▶ _RECORDS SHOWN_

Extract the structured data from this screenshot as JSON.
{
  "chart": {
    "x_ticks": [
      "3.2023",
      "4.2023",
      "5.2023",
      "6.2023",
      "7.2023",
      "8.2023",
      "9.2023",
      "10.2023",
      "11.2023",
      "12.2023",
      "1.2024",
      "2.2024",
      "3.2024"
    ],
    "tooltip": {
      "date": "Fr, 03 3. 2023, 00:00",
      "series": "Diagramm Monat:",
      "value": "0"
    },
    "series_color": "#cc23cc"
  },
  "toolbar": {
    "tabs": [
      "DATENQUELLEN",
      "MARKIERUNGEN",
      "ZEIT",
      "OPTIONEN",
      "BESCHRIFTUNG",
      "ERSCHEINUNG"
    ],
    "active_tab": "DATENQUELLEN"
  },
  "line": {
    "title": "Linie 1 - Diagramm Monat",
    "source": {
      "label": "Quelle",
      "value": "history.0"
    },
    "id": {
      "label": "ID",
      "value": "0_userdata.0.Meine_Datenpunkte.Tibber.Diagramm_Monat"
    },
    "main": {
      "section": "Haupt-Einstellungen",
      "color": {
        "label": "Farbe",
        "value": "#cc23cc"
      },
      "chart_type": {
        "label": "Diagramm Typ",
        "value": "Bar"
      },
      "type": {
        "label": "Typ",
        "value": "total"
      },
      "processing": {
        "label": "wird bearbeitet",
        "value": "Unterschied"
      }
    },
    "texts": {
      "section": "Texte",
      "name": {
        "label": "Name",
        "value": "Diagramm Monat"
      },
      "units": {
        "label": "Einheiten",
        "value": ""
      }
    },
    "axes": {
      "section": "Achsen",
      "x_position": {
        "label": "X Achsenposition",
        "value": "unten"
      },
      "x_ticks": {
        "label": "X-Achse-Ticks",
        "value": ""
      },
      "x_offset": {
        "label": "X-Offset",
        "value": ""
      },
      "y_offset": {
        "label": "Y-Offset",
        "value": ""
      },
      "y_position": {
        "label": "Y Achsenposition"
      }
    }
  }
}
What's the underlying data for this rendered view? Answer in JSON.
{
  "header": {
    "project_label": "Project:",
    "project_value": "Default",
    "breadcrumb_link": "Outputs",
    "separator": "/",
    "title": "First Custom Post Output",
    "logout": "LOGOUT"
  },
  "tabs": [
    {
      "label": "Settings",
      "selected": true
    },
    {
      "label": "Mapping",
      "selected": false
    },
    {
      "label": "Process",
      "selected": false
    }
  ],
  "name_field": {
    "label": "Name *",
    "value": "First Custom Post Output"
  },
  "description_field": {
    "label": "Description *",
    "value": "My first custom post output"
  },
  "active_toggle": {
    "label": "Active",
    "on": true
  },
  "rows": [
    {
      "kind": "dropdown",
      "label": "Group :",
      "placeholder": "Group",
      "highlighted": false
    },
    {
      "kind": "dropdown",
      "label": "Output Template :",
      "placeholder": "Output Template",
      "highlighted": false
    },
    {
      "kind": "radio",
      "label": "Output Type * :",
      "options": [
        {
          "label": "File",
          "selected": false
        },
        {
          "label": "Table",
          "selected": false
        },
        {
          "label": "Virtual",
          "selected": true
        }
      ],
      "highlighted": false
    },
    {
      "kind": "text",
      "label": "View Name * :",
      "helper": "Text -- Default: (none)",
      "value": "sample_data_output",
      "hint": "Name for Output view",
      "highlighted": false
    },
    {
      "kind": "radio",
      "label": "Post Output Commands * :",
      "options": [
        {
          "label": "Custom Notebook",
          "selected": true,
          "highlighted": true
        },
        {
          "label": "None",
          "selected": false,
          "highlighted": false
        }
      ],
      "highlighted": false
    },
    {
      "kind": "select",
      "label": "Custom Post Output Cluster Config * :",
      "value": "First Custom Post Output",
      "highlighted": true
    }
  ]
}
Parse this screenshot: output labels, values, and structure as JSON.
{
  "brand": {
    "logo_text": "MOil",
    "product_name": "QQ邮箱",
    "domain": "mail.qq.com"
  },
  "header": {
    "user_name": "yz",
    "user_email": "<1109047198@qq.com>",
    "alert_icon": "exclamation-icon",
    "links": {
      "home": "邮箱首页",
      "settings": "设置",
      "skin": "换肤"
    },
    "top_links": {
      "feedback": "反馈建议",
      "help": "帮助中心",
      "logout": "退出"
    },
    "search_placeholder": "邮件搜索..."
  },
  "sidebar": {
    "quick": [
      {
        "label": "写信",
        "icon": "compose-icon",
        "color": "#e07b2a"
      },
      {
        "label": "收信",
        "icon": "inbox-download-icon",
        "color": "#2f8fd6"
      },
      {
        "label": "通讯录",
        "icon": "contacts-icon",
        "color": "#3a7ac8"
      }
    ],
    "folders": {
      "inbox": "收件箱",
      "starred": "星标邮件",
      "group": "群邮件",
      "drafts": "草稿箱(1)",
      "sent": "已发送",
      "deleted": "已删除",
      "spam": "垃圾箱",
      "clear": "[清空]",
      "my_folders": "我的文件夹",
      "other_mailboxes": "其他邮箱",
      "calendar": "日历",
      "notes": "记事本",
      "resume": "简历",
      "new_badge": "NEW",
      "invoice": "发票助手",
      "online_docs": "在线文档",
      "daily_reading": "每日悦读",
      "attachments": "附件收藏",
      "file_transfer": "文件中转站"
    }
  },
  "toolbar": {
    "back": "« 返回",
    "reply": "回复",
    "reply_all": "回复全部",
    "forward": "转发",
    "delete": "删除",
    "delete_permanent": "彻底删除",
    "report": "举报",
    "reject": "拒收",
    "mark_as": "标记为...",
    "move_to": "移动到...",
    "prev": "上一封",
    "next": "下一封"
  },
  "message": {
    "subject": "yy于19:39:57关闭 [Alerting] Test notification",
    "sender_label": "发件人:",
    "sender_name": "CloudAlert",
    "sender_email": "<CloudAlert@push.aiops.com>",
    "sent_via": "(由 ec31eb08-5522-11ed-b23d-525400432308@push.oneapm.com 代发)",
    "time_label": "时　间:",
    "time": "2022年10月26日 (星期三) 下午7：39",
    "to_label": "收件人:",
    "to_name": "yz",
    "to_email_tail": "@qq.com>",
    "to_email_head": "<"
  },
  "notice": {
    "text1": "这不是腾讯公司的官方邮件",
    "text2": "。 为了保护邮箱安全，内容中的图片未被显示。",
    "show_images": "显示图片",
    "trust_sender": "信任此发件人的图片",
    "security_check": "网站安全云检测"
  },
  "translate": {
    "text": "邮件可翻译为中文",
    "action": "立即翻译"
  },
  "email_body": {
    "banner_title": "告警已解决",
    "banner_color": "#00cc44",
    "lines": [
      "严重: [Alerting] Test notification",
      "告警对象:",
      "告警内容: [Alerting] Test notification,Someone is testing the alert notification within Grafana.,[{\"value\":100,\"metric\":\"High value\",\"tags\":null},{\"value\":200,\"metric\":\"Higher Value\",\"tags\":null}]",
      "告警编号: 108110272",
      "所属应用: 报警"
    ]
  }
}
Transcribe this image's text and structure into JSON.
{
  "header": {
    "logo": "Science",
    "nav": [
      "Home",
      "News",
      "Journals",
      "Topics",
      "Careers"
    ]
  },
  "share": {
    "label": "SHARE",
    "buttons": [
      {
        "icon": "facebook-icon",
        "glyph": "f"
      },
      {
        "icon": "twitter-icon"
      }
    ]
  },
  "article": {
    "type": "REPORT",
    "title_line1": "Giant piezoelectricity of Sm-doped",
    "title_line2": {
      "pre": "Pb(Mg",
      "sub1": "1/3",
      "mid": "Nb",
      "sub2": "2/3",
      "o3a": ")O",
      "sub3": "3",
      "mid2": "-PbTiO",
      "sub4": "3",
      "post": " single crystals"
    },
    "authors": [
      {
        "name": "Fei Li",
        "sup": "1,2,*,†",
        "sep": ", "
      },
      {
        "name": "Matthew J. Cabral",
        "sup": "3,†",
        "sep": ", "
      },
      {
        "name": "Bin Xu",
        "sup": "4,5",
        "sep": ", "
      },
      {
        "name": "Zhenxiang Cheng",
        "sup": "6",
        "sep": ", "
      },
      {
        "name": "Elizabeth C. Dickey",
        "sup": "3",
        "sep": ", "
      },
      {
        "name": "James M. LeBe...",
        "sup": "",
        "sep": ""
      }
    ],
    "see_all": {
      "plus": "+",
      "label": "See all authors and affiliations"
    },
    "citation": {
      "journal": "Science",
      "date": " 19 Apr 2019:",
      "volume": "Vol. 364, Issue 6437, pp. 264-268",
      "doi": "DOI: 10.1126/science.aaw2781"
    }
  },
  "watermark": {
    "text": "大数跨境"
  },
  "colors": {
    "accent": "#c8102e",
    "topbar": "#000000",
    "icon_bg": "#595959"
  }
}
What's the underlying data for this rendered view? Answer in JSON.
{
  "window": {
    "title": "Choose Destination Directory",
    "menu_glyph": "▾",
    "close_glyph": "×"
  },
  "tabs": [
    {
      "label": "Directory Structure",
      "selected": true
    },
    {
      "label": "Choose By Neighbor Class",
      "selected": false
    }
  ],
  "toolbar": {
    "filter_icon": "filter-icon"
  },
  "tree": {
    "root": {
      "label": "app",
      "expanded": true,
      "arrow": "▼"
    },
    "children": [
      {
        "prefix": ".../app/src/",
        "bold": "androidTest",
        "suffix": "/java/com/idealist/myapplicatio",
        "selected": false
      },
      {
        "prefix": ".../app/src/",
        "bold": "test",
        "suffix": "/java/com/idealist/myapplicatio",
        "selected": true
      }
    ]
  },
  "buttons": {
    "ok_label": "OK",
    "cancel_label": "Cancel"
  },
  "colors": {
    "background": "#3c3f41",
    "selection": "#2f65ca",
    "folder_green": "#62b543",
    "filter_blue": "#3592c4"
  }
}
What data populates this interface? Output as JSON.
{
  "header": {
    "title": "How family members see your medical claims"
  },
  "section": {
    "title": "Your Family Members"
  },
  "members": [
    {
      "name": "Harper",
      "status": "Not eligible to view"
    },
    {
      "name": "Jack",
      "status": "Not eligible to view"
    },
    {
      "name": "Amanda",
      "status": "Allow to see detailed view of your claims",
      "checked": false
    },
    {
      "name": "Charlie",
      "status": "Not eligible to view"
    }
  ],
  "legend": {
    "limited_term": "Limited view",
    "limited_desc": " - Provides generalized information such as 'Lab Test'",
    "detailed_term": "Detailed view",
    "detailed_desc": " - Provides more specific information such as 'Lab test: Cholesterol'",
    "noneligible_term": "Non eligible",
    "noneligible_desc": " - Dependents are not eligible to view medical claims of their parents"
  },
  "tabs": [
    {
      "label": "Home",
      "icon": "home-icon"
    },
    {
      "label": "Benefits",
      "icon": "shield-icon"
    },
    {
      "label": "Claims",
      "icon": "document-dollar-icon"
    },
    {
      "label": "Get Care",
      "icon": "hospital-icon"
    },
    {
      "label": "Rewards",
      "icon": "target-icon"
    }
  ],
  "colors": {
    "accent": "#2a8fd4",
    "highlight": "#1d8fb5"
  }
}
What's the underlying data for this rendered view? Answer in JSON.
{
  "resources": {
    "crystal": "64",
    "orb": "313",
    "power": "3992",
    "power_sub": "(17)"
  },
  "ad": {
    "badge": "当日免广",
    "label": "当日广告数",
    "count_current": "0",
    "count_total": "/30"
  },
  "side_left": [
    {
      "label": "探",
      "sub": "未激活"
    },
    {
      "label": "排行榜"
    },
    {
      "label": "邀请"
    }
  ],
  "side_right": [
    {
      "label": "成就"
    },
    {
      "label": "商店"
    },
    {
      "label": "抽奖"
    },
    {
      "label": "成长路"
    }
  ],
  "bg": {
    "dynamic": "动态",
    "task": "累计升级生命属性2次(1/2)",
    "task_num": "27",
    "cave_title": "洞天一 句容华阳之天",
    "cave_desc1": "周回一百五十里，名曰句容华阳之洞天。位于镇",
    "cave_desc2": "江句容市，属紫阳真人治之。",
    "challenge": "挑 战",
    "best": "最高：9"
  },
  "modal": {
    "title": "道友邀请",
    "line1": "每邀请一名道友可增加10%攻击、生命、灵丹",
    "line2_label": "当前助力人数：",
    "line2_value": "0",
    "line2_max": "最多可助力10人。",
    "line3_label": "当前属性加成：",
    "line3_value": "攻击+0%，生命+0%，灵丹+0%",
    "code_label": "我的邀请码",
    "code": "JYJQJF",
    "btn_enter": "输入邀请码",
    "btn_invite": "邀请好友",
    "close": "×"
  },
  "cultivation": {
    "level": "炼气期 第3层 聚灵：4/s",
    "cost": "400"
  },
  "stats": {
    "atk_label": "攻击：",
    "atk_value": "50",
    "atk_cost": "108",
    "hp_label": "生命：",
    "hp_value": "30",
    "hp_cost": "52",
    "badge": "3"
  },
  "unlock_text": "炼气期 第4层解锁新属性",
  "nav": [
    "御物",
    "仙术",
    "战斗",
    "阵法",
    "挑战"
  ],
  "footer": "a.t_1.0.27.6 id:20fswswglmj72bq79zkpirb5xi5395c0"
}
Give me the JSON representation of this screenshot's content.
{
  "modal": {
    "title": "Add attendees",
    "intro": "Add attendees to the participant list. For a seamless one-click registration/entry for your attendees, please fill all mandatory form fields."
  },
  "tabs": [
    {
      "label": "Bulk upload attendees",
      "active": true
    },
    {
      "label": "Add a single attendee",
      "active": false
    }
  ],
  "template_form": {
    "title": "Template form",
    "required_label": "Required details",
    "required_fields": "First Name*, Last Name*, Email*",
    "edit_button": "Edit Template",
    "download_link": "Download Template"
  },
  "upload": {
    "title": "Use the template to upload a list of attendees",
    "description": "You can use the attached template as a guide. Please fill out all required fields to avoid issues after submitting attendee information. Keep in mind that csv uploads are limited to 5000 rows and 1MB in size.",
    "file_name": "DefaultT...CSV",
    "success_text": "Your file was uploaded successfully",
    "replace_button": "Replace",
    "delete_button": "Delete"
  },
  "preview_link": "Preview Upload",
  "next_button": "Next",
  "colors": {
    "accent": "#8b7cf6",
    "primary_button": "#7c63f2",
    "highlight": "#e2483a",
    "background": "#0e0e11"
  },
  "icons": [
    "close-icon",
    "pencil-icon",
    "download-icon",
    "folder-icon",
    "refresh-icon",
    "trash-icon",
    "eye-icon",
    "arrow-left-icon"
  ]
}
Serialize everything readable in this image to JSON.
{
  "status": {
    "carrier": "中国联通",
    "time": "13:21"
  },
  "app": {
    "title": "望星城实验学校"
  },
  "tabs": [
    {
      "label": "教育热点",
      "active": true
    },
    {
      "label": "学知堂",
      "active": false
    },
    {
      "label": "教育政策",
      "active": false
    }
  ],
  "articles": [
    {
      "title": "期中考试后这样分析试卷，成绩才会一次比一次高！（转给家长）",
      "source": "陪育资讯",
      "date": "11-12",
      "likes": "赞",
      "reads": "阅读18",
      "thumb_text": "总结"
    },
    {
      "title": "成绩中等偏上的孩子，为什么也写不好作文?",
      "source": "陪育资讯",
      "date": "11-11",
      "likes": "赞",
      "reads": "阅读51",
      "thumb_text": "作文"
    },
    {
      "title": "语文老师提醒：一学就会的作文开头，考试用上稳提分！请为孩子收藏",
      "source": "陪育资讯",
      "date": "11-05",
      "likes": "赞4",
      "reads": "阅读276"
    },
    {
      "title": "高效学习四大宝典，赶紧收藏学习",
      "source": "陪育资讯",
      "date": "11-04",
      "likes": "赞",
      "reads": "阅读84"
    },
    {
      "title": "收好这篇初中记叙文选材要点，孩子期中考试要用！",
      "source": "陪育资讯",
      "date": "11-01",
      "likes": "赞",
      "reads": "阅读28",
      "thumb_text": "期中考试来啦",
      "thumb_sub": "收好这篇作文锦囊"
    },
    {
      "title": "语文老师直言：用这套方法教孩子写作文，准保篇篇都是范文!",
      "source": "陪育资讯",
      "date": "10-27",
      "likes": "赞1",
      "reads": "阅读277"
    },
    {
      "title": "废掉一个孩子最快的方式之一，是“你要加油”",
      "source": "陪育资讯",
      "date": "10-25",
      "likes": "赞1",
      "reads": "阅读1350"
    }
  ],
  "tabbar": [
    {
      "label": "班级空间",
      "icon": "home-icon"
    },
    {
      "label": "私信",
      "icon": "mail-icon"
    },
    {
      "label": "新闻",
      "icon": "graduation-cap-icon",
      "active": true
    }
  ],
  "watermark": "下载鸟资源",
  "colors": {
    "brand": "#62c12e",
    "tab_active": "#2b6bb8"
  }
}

▶ _TASK TO COMPLETE_
Extract all lines from the data in which "Alerting" is found.

▶ _THE COMPLETED TASK_
    "subject": "yy于19:39:57关闭 [Alerting] Test notification",
      "严重: [Alerting] Test notification",
      "告警内容: [Alerting] Test notification,Someone is testing the alert notification within Grafana.,[{\"value\":100,\"metric\":\"High value\",\"tags\":null},{\"value\":200,\"metric\":\"Higher Value\",\"tags\":null}]",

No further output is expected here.